*Goal*: The entries below are to be written out again without alteration.
------ Entries supplied
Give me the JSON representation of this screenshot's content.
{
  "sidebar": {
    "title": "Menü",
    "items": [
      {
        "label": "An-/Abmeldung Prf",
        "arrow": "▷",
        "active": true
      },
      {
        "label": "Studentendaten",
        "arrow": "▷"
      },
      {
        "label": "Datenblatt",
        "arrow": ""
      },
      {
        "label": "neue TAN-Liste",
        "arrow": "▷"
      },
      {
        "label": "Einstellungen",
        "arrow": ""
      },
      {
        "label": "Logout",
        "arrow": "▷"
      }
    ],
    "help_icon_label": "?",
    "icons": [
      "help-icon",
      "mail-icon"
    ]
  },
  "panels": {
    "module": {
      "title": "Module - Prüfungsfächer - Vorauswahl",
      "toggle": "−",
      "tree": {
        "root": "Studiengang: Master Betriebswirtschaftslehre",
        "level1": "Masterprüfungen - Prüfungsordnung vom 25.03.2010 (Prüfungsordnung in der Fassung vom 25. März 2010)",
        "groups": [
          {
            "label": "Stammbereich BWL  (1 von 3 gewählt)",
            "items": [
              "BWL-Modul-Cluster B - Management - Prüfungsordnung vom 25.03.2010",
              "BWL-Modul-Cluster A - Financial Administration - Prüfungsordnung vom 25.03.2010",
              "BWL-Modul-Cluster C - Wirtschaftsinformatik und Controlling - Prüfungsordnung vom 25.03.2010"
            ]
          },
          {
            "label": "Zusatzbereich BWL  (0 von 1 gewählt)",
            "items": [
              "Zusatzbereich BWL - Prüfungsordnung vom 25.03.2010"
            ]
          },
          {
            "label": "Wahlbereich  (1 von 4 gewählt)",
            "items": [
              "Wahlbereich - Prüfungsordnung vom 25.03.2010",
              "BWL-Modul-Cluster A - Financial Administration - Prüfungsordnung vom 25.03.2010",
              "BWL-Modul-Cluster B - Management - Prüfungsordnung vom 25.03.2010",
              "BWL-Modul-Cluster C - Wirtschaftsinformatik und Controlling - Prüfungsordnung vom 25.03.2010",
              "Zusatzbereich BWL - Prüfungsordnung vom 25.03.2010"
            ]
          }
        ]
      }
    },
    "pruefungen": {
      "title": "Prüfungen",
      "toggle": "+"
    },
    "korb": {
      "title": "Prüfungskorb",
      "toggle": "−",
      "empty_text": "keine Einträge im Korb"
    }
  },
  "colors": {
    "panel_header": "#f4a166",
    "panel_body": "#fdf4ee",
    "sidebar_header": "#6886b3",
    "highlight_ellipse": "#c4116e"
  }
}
------------
*Problem solution*:
Give me the JSON representation of this screenshot's content.
{
  "sidebar": {
    "title": "Menü",
    "items": [
      {
        "label": "An-/Abmeldung Prf",
        "arrow": "▷",
        "active": true
      },
      {
        "label": "Studentendaten",
        "arrow": "▷"
      },
      {
        "label": "Datenblatt",
        "arrow": ""
      },
      {
        "label": "neue TAN-Liste",
        "arrow": "▷"
      },
      {
        "label": "Einstellungen",
        "arrow": ""
      },
      {
        "label": "Logout",
        "arrow": "▷"
      }
    ],
    "help_icon_label": "?",
    "icons": [
      "help-icon",
      "mail-icon"
    ]
  },
  "panels": {
    "module": {
      "title": "Module - Prüfungsfächer - Vorauswahl",
      "toggle": "−",
      "tree": {
        "root": "Studiengang: Master Betriebswirtschaftslehre",
        "level1": "Masterprüfungen - Prüfungsordnung vom 25.03.2010 (Prüfungsordnung in der Fassung vom 25. März 2010)",
        "groups": [
          {
            "label": "Stammbereich BWL  (1 von 3 gewählt)",
            "items": [
              "BWL-Modul-Cluster B - Management - Prüfungsordnung vom 25.03.2010",
              "BWL-Modul-Cluster A - Financial Administration - Prüfungsordnung vom 25.03.2010",
              "BWL-Modul-Cluster C - Wirtschaftsinformatik und Controlling - Prüfungsordnung vom 25.03.2010"
            ]
          },
          {
            "label": "Zusatzbereich BWL  (0 von 1 gewählt)",
            "items": [
              "Zusatzbereich BWL - Prüfungsordnung vom 25.03.2010"
            ]
          },
          {
            "label": "Wahlbereich  (1 von 4 gewählt)",
            "items": [
              "Wahlbereich - Prüfungsordnung vom 25.03.2010",
              "BWL-Modul-Cluster A - Financial Administration - Prüfungsordnung vom 25.03.2010",
              "BWL-Modul-Cluster B - Management - Prüfungsordnung vom 25.03.2010",
              "BWL-Modul-Cluster C - Wirtschaftsinformatik und Controlling - Prüfungsordnung vom 25.03.2010",
              "Zusatzbereich BWL - Prüfungsordnung vom 25.03.2010"
            ]
          }
        ]
      }
    },
    "pruefungen": {
      "title": "Prüfungen",
      "toggle": "+"
    },
    "korb": {
      "title": "Prüfungskorb",
      "toggle": "−",
      "empty_text": "keine Einträge im Korb"
    }
  },
  "colors": {
    "panel_header": "#f4a166",
    "panel_body": "#fdf4ee",
    "sidebar_header": "#6886b3",
    "highlight_ellipse": "#c4116e"
  }
}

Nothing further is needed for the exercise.